___ Entries supplied ___

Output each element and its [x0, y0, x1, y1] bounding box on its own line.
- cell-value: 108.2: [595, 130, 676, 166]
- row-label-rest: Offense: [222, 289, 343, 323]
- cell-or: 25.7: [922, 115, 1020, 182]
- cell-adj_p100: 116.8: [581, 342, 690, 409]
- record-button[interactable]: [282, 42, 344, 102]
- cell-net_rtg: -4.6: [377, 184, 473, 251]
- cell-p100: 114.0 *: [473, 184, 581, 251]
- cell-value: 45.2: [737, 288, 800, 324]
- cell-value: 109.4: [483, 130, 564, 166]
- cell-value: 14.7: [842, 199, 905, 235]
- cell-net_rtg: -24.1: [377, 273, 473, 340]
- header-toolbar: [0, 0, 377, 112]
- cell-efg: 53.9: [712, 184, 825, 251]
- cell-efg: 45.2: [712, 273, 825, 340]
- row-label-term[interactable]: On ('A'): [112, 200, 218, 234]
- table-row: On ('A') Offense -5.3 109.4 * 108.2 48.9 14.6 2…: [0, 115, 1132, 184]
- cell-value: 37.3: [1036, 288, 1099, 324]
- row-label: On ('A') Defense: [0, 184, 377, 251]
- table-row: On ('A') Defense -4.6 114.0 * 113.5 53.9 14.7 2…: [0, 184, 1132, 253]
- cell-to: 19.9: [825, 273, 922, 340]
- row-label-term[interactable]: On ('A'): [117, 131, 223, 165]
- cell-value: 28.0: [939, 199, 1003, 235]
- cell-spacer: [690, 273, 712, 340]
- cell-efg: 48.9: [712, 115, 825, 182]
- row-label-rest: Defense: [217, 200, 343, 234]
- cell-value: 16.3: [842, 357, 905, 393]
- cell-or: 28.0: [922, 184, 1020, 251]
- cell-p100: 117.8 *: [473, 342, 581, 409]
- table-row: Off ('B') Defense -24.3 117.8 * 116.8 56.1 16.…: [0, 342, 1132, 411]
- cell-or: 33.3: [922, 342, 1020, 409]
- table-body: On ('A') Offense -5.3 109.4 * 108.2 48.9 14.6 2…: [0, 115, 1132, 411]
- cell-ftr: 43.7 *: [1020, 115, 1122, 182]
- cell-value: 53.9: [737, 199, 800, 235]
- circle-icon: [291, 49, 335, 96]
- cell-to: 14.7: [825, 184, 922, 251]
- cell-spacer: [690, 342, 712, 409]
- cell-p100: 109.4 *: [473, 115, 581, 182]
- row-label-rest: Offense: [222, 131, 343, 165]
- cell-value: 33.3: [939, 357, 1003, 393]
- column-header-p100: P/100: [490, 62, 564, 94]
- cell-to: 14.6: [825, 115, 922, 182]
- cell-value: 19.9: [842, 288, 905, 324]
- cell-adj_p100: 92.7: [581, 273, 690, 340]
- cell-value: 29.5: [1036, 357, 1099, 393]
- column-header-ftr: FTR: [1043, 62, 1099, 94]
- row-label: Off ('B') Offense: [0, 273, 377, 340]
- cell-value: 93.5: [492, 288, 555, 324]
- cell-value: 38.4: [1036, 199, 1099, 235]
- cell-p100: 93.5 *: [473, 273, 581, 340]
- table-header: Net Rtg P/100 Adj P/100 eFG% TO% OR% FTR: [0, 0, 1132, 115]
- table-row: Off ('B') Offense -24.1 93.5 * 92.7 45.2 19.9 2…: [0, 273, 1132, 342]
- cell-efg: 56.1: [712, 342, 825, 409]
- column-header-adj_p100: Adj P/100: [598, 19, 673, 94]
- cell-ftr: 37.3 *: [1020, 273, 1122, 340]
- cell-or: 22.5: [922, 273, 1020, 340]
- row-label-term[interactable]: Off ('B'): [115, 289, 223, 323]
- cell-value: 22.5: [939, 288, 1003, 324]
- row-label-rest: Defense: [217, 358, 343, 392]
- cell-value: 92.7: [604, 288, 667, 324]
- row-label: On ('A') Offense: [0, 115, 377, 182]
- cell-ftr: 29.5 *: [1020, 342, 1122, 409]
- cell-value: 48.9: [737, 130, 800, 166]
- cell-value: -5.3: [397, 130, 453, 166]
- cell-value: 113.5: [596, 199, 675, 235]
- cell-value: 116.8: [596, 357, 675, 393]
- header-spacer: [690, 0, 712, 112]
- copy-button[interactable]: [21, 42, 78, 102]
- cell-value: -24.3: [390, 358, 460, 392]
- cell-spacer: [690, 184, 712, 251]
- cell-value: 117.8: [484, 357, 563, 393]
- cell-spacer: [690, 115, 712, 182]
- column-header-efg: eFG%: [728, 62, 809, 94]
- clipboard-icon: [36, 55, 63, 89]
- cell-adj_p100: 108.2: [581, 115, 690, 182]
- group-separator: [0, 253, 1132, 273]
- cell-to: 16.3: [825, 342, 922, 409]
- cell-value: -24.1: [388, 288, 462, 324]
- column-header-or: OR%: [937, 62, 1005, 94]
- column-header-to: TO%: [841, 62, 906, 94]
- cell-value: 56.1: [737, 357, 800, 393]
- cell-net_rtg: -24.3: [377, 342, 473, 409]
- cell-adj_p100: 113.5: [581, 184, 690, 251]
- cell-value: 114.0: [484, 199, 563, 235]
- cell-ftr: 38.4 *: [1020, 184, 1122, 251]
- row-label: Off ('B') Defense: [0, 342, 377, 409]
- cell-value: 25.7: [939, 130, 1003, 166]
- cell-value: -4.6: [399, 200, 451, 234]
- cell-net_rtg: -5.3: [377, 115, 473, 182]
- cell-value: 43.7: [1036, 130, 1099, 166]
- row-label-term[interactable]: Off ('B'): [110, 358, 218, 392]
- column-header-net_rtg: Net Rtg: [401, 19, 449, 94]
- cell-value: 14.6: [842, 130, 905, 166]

___

Can you render every line of the records above as a numbered list, skipping any blank lines?

● Answer in full:
1. Output each element and its [x0, y0, x1, y1] bounding box on its own line.
2. - cell-value: 108.2: [595, 130, 676, 166]
3. - row-label-rest: Offense: [222, 289, 343, 323]
4. - cell-or: 25.7: [922, 115, 1020, 182]
5. - cell-adj_p100: 116.8: [581, 342, 690, 409]
6. - record-button[interactable]: [282, 42, 344, 102]
7. - cell-net_rtg: -4.6: [377, 184, 473, 251]
8. - cell-p100: 114.0 *: [473, 184, 581, 251]
9. - cell-value: 45.2: [737, 288, 800, 324]
10. - cell-value: 109.4: [483, 130, 564, 166]
11. - cell-value: 14.7: [842, 199, 905, 235]
12. - cell-net_rtg: -24.1: [377, 273, 473, 340]
13. - header-toolbar: [0, 0, 377, 112]
14. - cell-efg: 53.9: [712, 184, 825, 251]
15. - cell-efg: 45.2: [712, 273, 825, 340]
16. - row-label-term[interactable]: On ('A'): [112, 200, 218, 234]
17. - table-row: On ('A') Offense -5.3 109.4 * 108.2 48.9 14.6 2…: [0, 115, 1132, 184]
18. - cell-value: 37.3: [1036, 288, 1099, 324]
19. - row-label: On ('A') Defense: [0, 184, 377, 251]
20. - table-row: On ('A') Defense -4.6 114.0 * 113.5 53.9 14.7 2…: [0, 184, 1132, 253]
21. - cell-to: 19.9: [825, 273, 922, 340]
22. - row-label-term[interactable]: On ('A'): [117, 131, 223, 165]
23. - cell-value: 28.0: [939, 199, 1003, 235]
24. - cell-spacer: [690, 273, 712, 340]
25. - cell-efg: 48.9: [712, 115, 825, 182]
26. - row-label-rest: Defense: [217, 200, 343, 234]
27. - cell-value: 16.3: [842, 357, 905, 393]
28. - cell-or: 28.0: [922, 184, 1020, 251]
29. - cell-p100: 117.8 *: [473, 342, 581, 409]
30. - table-row: Off ('B') Defense -24.3 117.8 * 116.8 56.1 16.…: [0, 342, 1132, 411]
31. - cell-or: 33.3: [922, 342, 1020, 409]
32. - table-body: On ('A') Offense -5.3 109.4 * 108.2 48.9 14.6 2…: [0, 115, 1132, 411]
33. - cell-ftr: 43.7 *: [1020, 115, 1122, 182]
34. - cell-value: 53.9: [737, 199, 800, 235]
35. - circle-icon: [291, 49, 335, 96]
36. - cell-to: 14.7: [825, 184, 922, 251]
37. - cell-spacer: [690, 342, 712, 409]
38. - cell-p100: 109.4 *: [473, 115, 581, 182]
39. - row-label-rest: Offense: [222, 131, 343, 165]
40. - cell-value: 33.3: [939, 357, 1003, 393]
41. - column-header-p100: P/100: [490, 62, 564, 94]
42. - cell-to: 14.6: [825, 115, 922, 182]
43. - cell-value: 19.9: [842, 288, 905, 324]
44. - cell-adj_p100: 92.7: [581, 273, 690, 340]
45. - cell-value: 29.5: [1036, 357, 1099, 393]
46. - column-header-ftr: FTR: [1043, 62, 1099, 94]
47. - row-label: Off ('B') Offense: [0, 273, 377, 340]
48. - cell-value: 93.5: [492, 288, 555, 324]
49. - cell-value: 38.4: [1036, 199, 1099, 235]
50. - cell-p100: 93.5 *: [473, 273, 581, 340]
51. - table-header: Net Rtg P/100 Adj P/100 eFG% TO% OR% FTR: [0, 0, 1132, 115]
52. - table-row: Off ('B') Offense -24.1 93.5 * 92.7 45.2 19.9 2…: [0, 273, 1132, 342]
53. - cell-efg: 56.1: [712, 342, 825, 409]
54. - column-header-adj_p100: Adj P/100: [598, 19, 673, 94]
55. - cell-ftr: 37.3 *: [1020, 273, 1122, 340]
56. - cell-or: 22.5: [922, 273, 1020, 340]
57. - row-label-term[interactable]: Off ('B'): [115, 289, 223, 323]
58. - cell-value: 22.5: [939, 288, 1003, 324]
59. - row-label-rest: Defense: [217, 358, 343, 392]
60. - cell-value: 92.7: [604, 288, 667, 324]
61. - row-label: On ('A') Offense: [0, 115, 377, 182]
62. - cell-ftr: 29.5 *: [1020, 342, 1122, 409]
63. - cell-value: 48.9: [737, 130, 800, 166]
64. - cell-value: -5.3: [397, 130, 453, 166]
65. - cell-value: 113.5: [596, 199, 675, 235]
66. - cell-value: 116.8: [596, 357, 675, 393]
67. - header-spacer: [690, 0, 712, 112]
68. - copy-button[interactable]: [21, 42, 78, 102]
69. - cell-value: -24.3: [390, 358, 460, 392]
70. - cell-spacer: [690, 184, 712, 251]
71. - cell-value: 117.8: [484, 357, 563, 393]
72. - cell-spacer: [690, 115, 712, 182]
73. - column-header-efg: eFG%: [728, 62, 809, 94]
74. - clipboard-icon: [36, 55, 63, 89]
75. - cell-adj_p100: 108.2: [581, 115, 690, 182]
76. - group-separator: [0, 253, 1132, 273]
77. - cell-to: 16.3: [825, 342, 922, 409]
78. - cell-value: -24.1: [388, 288, 462, 324]
79. - column-header-or: OR%: [937, 62, 1005, 94]
80. - column-header-to: TO%: [841, 62, 906, 94]
81. - cell-value: 56.1: [737, 357, 800, 393]
82. - cell-net_rtg: -24.3: [377, 342, 473, 409]
83. - cell-adj_p100: 113.5: [581, 184, 690, 251]
84. - cell-value: 114.0: [484, 199, 563, 235]
85. - cell-ftr: 38.4 *: [1020, 184, 1122, 251]
86. - row-label: Off ('B') Defense: [0, 342, 377, 409]
87. - cell-value: 25.7: [939, 130, 1003, 166]
88. - cell-value: -4.6: [399, 200, 451, 234]
89. - cell-net_rtg: -5.3: [377, 115, 473, 182]
90. - cell-value: 43.7: [1036, 130, 1099, 166]
91. - row-label-term[interactable]: Off ('B'): [110, 358, 218, 392]
92. - column-header-net_rtg: Net Rtg: [401, 19, 449, 94]
93. - cell-value: 14.6: [842, 130, 905, 166]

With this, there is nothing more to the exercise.